-- START Given entries --

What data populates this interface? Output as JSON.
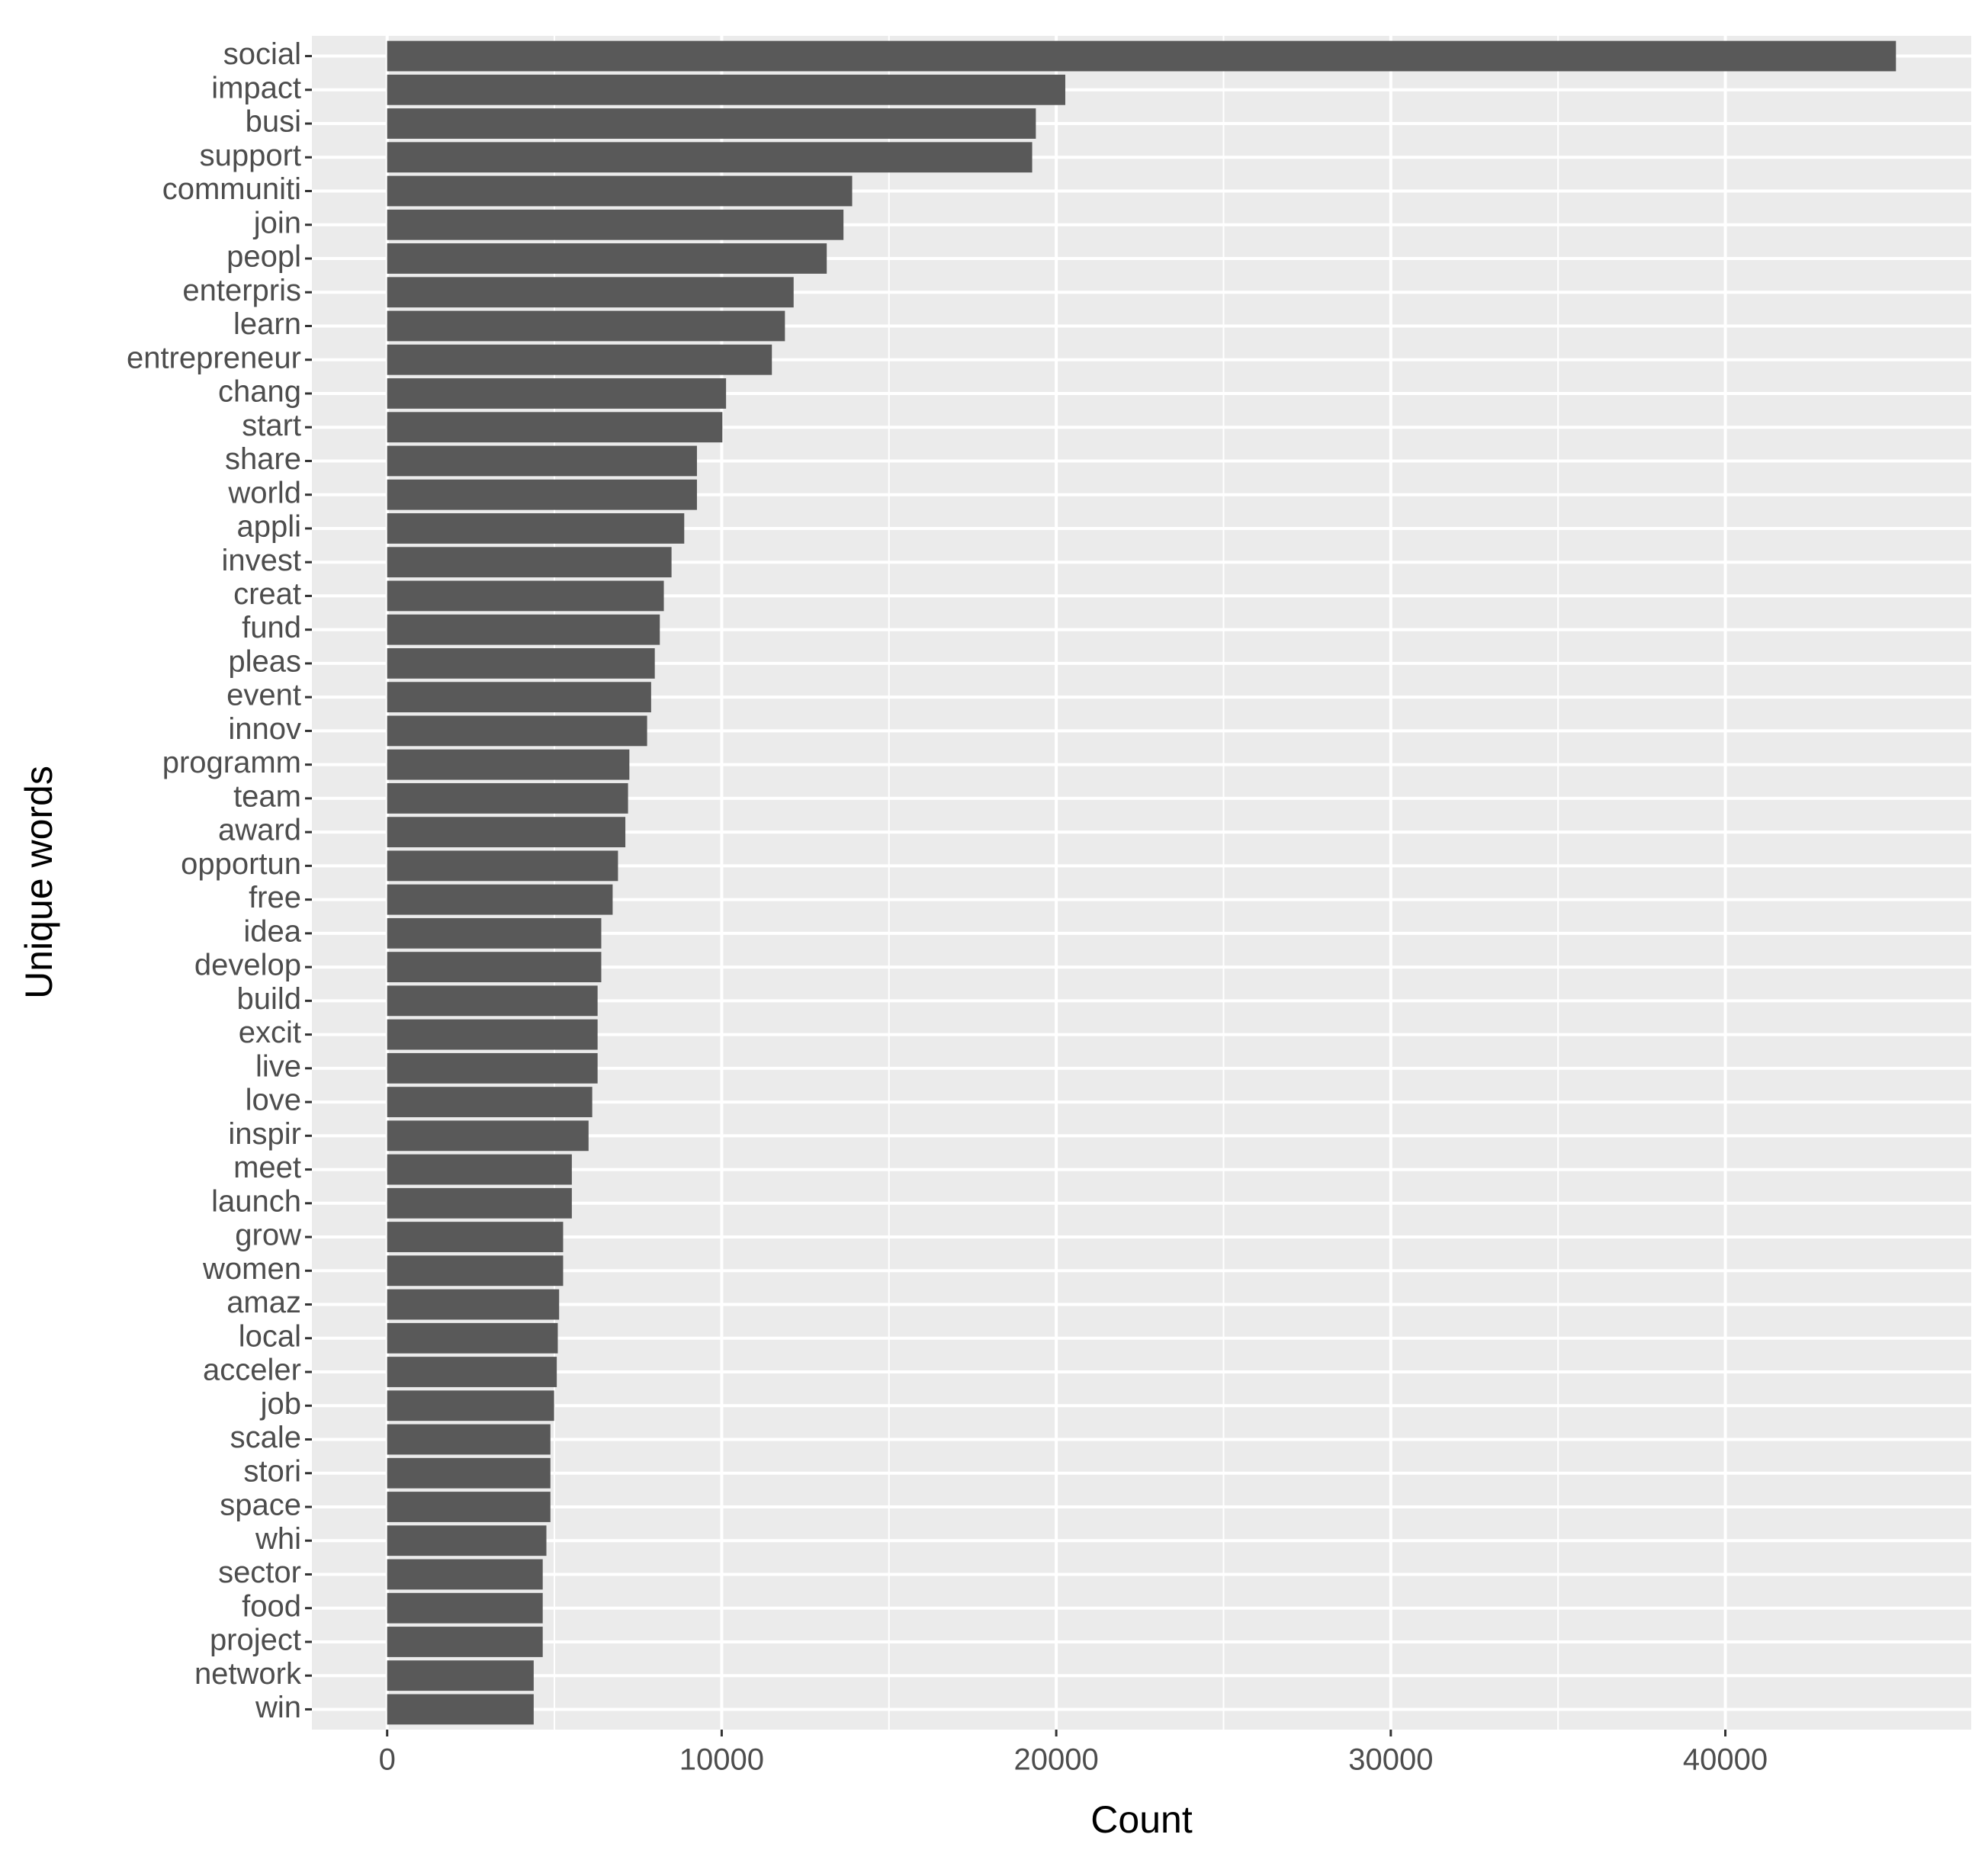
{
  "chart_data": {
    "type": "bar",
    "orientation": "horizontal",
    "x_label": "Count",
    "y_label": "Unique words",
    "categories": [
      "social",
      "impact",
      "busi",
      "support",
      "communiti",
      "join",
      "peopl",
      "enterpris",
      "learn",
      "entrepreneur",
      "chang",
      "start",
      "share",
      "world",
      "appli",
      "invest",
      "creat",
      "fund",
      "pleas",
      "event",
      "innov",
      "programm",
      "team",
      "award",
      "opportun",
      "free",
      "idea",
      "develop",
      "build",
      "excit",
      "live",
      "love",
      "inspir",
      "meet",
      "launch",
      "grow",
      "women",
      "amaz",
      "local",
      "acceler",
      "job",
      "scale",
      "stori",
      "space",
      "whi",
      "sector",
      "food",
      "project",
      "network",
      "win"
    ],
    "values": [
      45100,
      20270,
      19390,
      19280,
      13900,
      13640,
      13140,
      12150,
      11890,
      11500,
      10130,
      10020,
      9260,
      9260,
      8880,
      8500,
      8270,
      8150,
      8000,
      7890,
      7770,
      7240,
      7200,
      7120,
      6900,
      6740,
      6400,
      6400,
      6290,
      6290,
      6290,
      6130,
      6020,
      5520,
      5520,
      5260,
      5260,
      5140,
      5100,
      5070,
      4990,
      4880,
      4880,
      4880,
      4760,
      4650,
      4650,
      4650,
      4380,
      4380
    ],
    "color": "#595959",
    "xlim": [
      -2250,
      47350
    ],
    "xticks": [
      0,
      10000,
      20000,
      30000,
      40000
    ],
    "grid": true
  }
}
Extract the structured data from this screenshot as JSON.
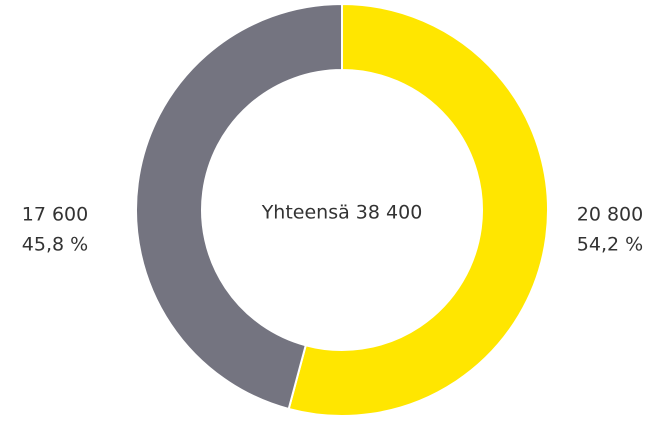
{
  "chart_data": {
    "type": "donut",
    "center_label": "Yhteensä 38 400",
    "categories": [
      null,
      null
    ],
    "values": [
      20800,
      17600
    ],
    "value_labels": [
      "20 800",
      "17 600"
    ],
    "percentages": [
      54.2,
      45.8
    ],
    "percentage_labels": [
      "54,2 %",
      "45,8 %"
    ],
    "colors": [
      "#ffe600",
      "#747480"
    ]
  }
}
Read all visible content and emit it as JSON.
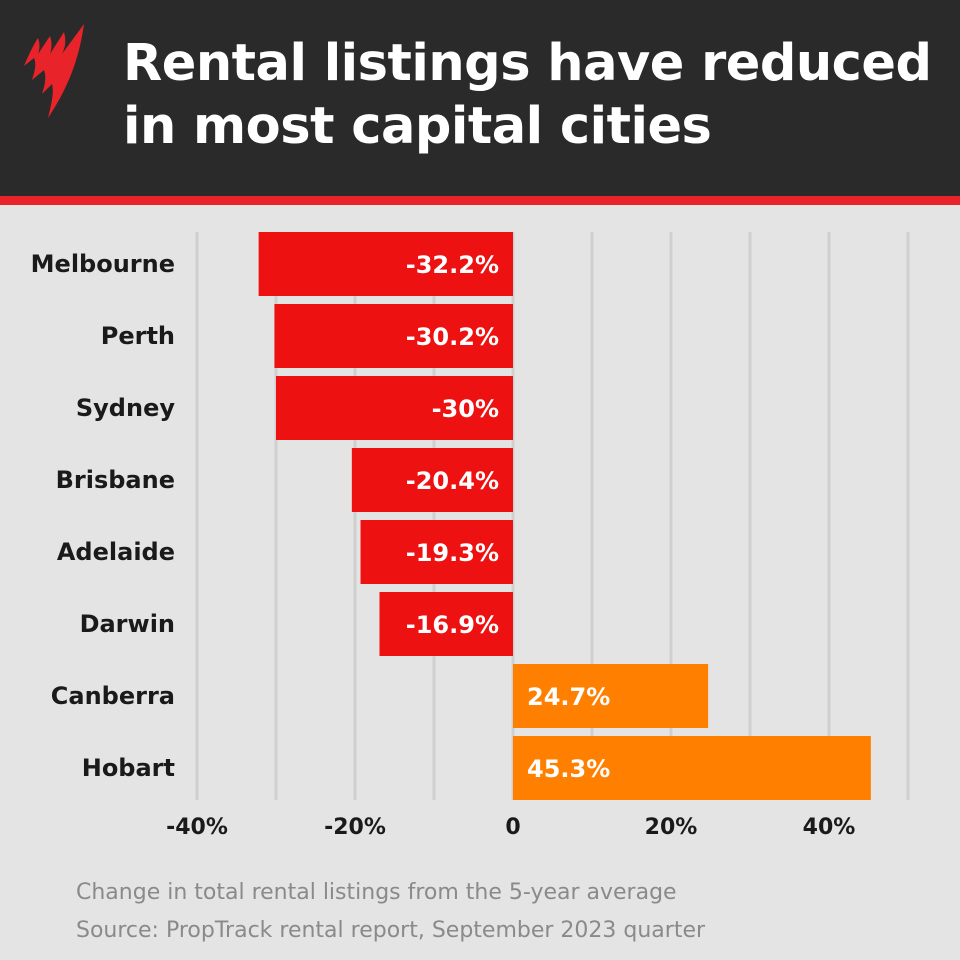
{
  "header": {
    "title_line1": "Rental listings have reduced",
    "title_line2": "in most capital cities",
    "logo": "sbs-logo",
    "accent_color": "#e8242a"
  },
  "chart_data": {
    "type": "bar",
    "orientation": "horizontal",
    "categories": [
      "Melbourne",
      "Perth",
      "Sydney",
      "Brisbane",
      "Adelaide",
      "Darwin",
      "Canberra",
      "Hobart"
    ],
    "values": [
      -32.2,
      -30.2,
      -30,
      -20.4,
      -19.3,
      -16.9,
      24.7,
      45.3
    ],
    "data_labels": [
      "-32.2%",
      "-30.2%",
      "-30%",
      "-20.4%",
      "-19.3%",
      "-16.9%",
      "24.7%",
      "45.3%"
    ],
    "colors": {
      "negative": "#ee1111",
      "positive": "#ff8000"
    },
    "xlim": [
      -40,
      50
    ],
    "x_ticks": [
      "-40%",
      "-20%",
      "0",
      "20%",
      "40%"
    ],
    "x_tick_values": [
      -40,
      -20,
      0,
      20,
      40
    ],
    "grid": "vertical, every 10%",
    "title": "Rental listings have reduced in most capital cities"
  },
  "footer": {
    "note": "Change in total rental listings from the 5-year average",
    "source": "Source: PropTrack rental report, September 2023 quarter"
  }
}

-- END Given entries --

> **Aim**
Word for word, restate the lines from the one containing "Read all visible content and emit it as JSON." through the end of the listing, and nothing more. Skip the pictures.

> **Result for this task**
Read all visible content and emit it as JSON.
{
  "header": {
    "title_line1": "Rental listings have reduced",
    "title_line2": "in most capital cities",
    "logo": "sbs-logo",
    "accent_color": "#e8242a"
  },
  "chart_data": {
    "type": "bar",
    "orientation": "horizontal",
    "categories": [
      "Melbourne",
      "Perth",
      "Sydney",
      "Brisbane",
      "Adelaide",
      "Darwin",
      "Canberra",
      "Hobart"
    ],
    "values": [
      -32.2,
      -30.2,
      -30,
      -20.4,
      -19.3,
      -16.9,
      24.7,
      45.3
    ],
    "data_labels": [
      "-32.2%",
      "-30.2%",
      "-30%",
      "-20.4%",
      "-19.3%",
      "-16.9%",
      "24.7%",
      "45.3%"
    ],
    "colors": {
      "negative": "#ee1111",
      "positive": "#ff8000"
    },
    "xlim": [
      -40,
      50
    ],
    "x_ticks": [
      "-40%",
      "-20%",
      "0",
      "20%",
      "40%"
    ],
    "x_tick_values": [
      -40,
      -20,
      0,
      20,
      40
    ],
    "grid": "vertical, every 10%",
    "title": "Rental listings have reduced in most capital cities"
  },
  "footer": {
    "note": "Change in total rental listings from the 5-year average",
    "source": "Source: PropTrack rental report, September 2023 quarter"
  }
}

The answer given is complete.